* Input rows:
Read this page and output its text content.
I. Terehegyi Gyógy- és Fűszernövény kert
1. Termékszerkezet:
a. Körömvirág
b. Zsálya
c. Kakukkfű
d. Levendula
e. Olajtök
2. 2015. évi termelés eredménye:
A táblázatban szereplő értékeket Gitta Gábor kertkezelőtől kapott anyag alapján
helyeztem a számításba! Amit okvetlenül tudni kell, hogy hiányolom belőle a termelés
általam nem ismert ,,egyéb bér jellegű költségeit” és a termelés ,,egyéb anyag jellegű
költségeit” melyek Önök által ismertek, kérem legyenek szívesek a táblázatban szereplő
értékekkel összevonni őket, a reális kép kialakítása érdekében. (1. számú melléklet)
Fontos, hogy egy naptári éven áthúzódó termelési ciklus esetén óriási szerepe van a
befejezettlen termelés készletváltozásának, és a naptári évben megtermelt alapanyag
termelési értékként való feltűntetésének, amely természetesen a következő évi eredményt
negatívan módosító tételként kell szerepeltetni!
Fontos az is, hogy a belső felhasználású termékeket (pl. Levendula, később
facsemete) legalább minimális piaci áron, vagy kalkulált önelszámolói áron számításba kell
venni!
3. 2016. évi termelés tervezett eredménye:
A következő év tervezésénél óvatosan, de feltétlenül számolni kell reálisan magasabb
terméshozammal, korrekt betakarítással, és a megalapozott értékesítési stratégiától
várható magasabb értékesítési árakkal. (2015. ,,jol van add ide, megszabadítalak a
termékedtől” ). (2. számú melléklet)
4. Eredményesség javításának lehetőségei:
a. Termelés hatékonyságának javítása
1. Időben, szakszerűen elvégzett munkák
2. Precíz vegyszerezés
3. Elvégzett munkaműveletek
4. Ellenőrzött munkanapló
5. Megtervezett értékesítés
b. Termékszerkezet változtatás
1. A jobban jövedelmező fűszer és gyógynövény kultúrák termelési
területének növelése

* Task requirements: Identify every line where the string "hogy" appears.

* Response for this exercise:
helyeztem a számításba! Amit okvetlenül tudni kell, hogy hiányolom belőle a termelés
Fontos, hogy egy naptári éven áthúzódó termelési ciklus esetén óriási szerepe van a
Fontos az is, hogy a belső felhasználású termékeket (pl. Levendula, később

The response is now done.